§ **Job**
Copy out all the lines exactly. Omit pictures.

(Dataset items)

******************************

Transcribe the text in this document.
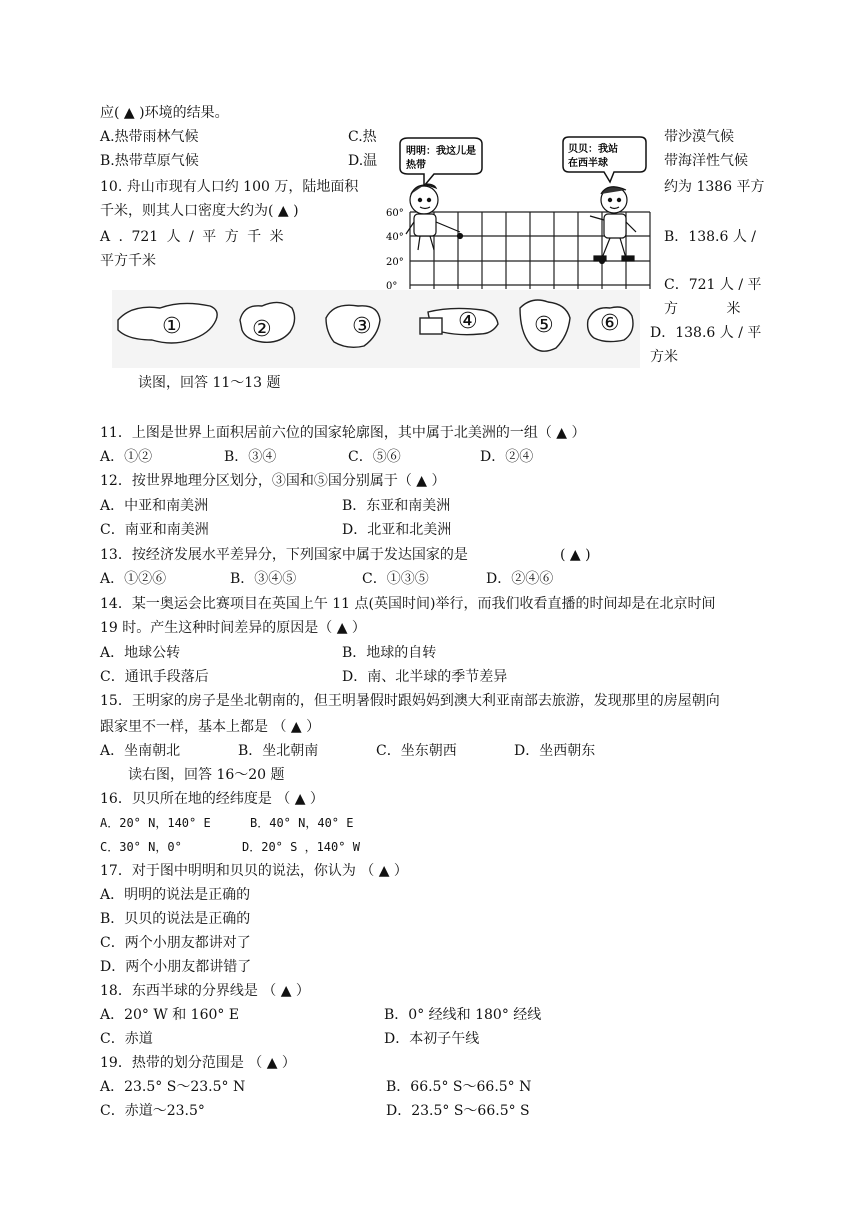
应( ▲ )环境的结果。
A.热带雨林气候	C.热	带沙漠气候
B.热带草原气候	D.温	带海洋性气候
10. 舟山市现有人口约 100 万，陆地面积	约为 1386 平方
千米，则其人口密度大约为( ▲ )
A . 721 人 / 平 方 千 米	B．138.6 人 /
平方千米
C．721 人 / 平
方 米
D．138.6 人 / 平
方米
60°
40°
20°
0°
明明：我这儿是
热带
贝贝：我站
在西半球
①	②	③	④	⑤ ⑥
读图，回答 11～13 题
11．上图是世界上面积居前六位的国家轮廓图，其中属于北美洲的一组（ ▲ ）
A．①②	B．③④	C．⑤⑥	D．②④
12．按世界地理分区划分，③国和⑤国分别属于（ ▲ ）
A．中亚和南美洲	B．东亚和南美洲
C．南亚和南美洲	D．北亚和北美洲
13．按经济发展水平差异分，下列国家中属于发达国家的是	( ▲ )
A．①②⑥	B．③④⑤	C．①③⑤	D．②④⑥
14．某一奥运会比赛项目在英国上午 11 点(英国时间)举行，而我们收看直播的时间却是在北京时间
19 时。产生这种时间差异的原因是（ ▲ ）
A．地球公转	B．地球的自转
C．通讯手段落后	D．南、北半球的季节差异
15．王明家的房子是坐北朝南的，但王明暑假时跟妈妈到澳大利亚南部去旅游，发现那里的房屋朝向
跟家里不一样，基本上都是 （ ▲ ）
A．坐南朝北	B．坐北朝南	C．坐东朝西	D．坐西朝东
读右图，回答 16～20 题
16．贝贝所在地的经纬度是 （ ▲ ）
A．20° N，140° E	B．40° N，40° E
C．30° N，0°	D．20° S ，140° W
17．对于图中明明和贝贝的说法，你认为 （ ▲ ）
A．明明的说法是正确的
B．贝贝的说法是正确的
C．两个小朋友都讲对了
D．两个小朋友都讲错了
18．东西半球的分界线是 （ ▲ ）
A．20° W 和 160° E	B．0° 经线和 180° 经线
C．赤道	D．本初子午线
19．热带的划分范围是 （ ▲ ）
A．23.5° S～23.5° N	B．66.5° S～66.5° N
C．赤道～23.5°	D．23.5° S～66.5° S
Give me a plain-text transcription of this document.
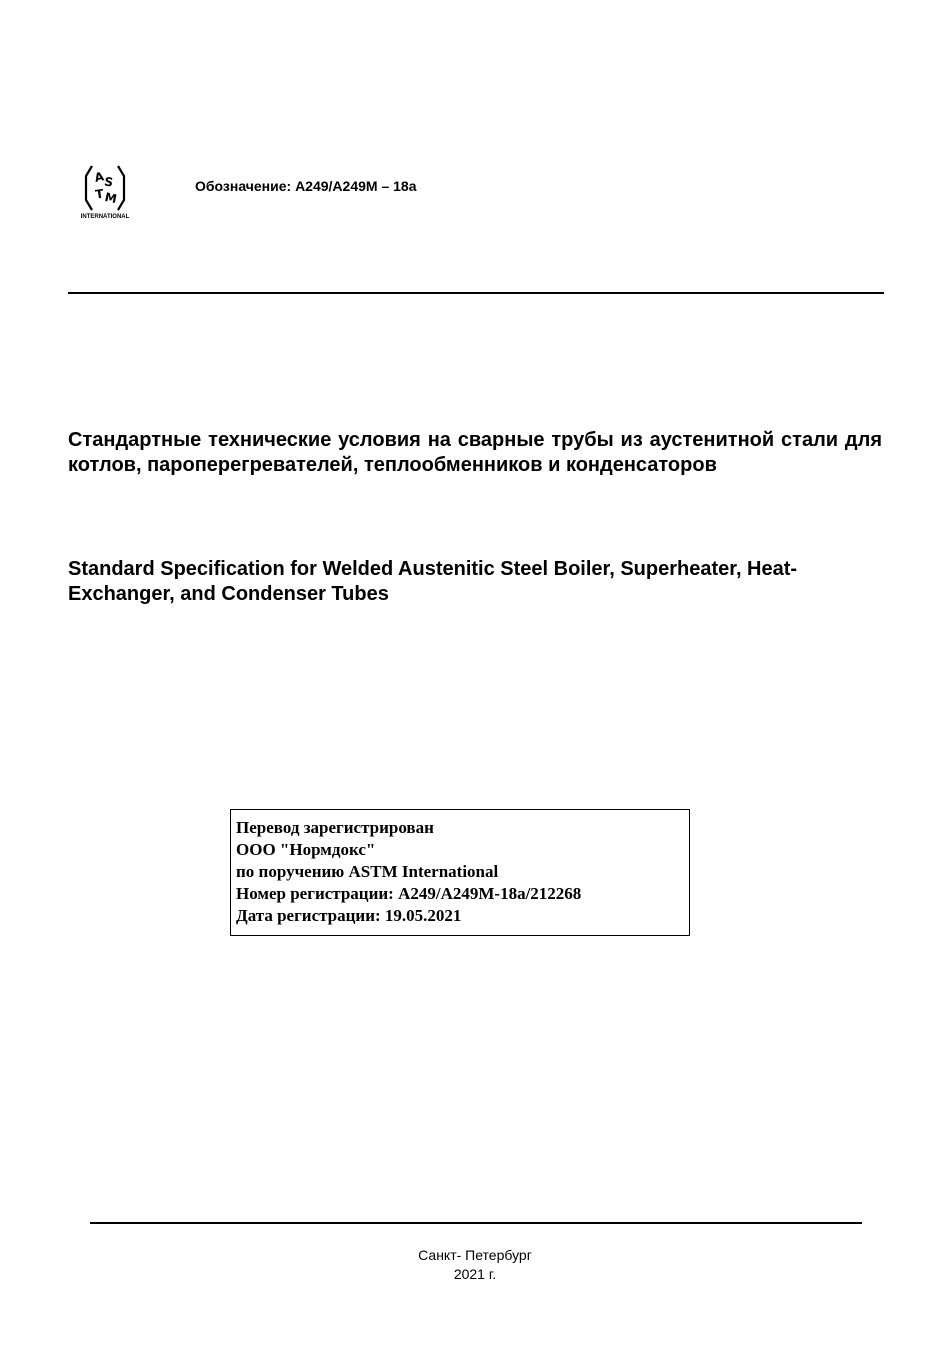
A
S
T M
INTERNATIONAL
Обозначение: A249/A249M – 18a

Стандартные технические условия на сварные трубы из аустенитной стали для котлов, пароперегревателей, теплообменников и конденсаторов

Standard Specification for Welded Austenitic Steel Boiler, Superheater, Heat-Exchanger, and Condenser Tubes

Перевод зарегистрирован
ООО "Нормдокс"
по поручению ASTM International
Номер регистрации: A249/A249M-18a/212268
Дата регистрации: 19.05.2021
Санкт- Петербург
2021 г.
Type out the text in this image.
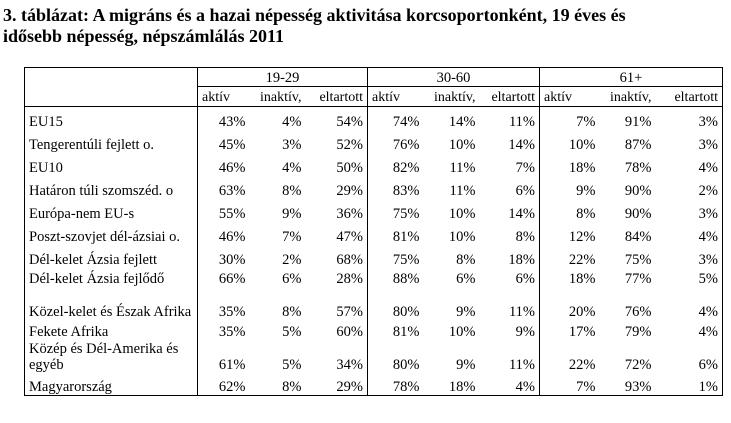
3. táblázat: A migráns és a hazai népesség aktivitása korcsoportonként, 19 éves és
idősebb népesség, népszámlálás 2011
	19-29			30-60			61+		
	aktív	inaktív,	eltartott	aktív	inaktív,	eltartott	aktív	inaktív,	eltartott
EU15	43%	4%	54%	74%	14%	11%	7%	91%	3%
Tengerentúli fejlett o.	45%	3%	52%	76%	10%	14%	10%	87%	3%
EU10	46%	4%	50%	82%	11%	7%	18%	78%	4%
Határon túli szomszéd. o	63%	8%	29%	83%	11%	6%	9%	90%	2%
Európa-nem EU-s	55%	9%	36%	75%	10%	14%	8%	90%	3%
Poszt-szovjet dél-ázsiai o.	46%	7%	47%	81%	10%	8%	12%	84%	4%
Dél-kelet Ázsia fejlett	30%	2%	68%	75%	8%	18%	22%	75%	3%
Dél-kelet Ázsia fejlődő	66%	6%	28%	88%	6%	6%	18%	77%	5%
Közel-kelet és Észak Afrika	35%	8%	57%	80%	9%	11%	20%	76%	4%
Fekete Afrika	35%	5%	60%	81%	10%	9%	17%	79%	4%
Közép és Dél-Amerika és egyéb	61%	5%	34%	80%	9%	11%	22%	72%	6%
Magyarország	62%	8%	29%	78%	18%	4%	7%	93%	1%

******************************

§ **Output**
Transcribe the text in this document.
应( ▲ )环境的结果。
A.热带雨林气候	C.热	带沙漠气候
B.热带草原气候	D.温	带海洋性气候
10. 舟山市现有人口约 100 万，陆地面积	约为 1386 平方
千米，则其人口密度大约为( ▲ )
A . 721 人 / 平 方 千 米	B．138.6 人 /
平方千米
C．721 人 / 平
方 米
D．138.6 人 / 平
方米
60°
40°
20°
0°
明明：我这儿是
热带
贝贝：我站
在西半球
①	②	③	④	⑤ ⑥
读图，回答 11～13 题
11．上图是世界上面积居前六位的国家轮廓图，其中属于北美洲的一组（ ▲ ）
A．①②	B．③④	C．⑤⑥	D．②④
12．按世界地理分区划分，③国和⑤国分别属于（ ▲ ）
A．中亚和南美洲	B．东亚和南美洲
C．南亚和南美洲	D．北亚和北美洲
13．按经济发展水平差异分，下列国家中属于发达国家的是	( ▲ )
A．①②⑥	B．③④⑤	C．①③⑤	D．②④⑥
14．某一奥运会比赛项目在英国上午 11 点(英国时间)举行，而我们收看直播的时间却是在北京时间
19 时。产生这种时间差异的原因是（ ▲ ）
A．地球公转	B．地球的自转
C．通讯手段落后	D．南、北半球的季节差异
15．王明家的房子是坐北朝南的，但王明暑假时跟妈妈到澳大利亚南部去旅游，发现那里的房屋朝向
跟家里不一样，基本上都是 （ ▲ ）
A．坐南朝北	B．坐北朝南	C．坐东朝西	D．坐西朝东
读右图，回答 16～20 题
16．贝贝所在地的经纬度是 （ ▲ ）
A．20° N，140° E	B．40° N，40° E
C．30° N，0°	D．20° S ，140° W
17．对于图中明明和贝贝的说法，你认为 （ ▲ ）
A．明明的说法是正确的
B．贝贝的说法是正确的
C．两个小朋友都讲对了
D．两个小朋友都讲错了
18．东西半球的分界线是 （ ▲ ）
A．20° W 和 160° E	B．0° 经线和 180° 经线
C．赤道	D．本初子午线
19．热带的划分范围是 （ ▲ ）
A．23.5° S～23.5° N	B．66.5° S～66.5° N
C．赤道～23.5°	D．23.5° S～66.5° S
Give me a plain-text transcription of this document.
A
S
T M
INTERNATIONAL
Обозначение: A249/A249M – 18a

Стандартные технические условия на сварные трубы из аустенитной стали для котлов, пароперегревателей, теплообменников и конденсаторов

Standard Specification for Welded Austenitic Steel Boiler, Superheater, Heat-Exchanger, and Condenser Tubes

Перевод зарегистрирован
ООО "Нормдокс"
по поручению ASTM International
Номер регистрации: A249/A249M-18a/212268
Дата регистрации: 19.05.2021
Санкт- Петербург
2021 г.
Type out the text in this image.
3. táblázat: A migráns és a hazai népesség aktivitása korcsoportonként, 19 éves és
idősebb népesség, népszámlálás 2011
	19-29			30-60			61+		
	aktív	inaktív,	eltartott	aktív	inaktív,	eltartott	aktív	inaktív,	eltartott
EU15	43%	4%	54%	74%	14%	11%	7%	91%	3%
Tengerentúli fejlett o.	45%	3%	52%	76%	10%	14%	10%	87%	3%
EU10	46%	4%	50%	82%	11%	7%	18%	78%	4%
Határon túli szomszéd. o	63%	8%	29%	83%	11%	6%	9%	90%	2%
Európa-nem EU-s	55%	9%	36%	75%	10%	14%	8%	90%	3%
Poszt-szovjet dél-ázsiai o.	46%	7%	47%	81%	10%	8%	12%	84%	4%
Dél-kelet Ázsia fejlett	30%	2%	68%	75%	8%	18%	22%	75%	3%
Dél-kelet Ázsia fejlődő	66%	6%	28%	88%	6%	6%	18%	77%	5%
Közel-kelet és Észak Afrika	35%	8%	57%	80%	9%	11%	20%	76%	4%
Fekete Afrika	35%	5%	60%	81%	10%	9%	17%	79%	4%
Közép és Dél-Amerika és egyéb	61%	5%	34%	80%	9%	11%	22%	72%	6%
Magyarország	62%	8%	29%	78%	18%	4%	7%	93%	1%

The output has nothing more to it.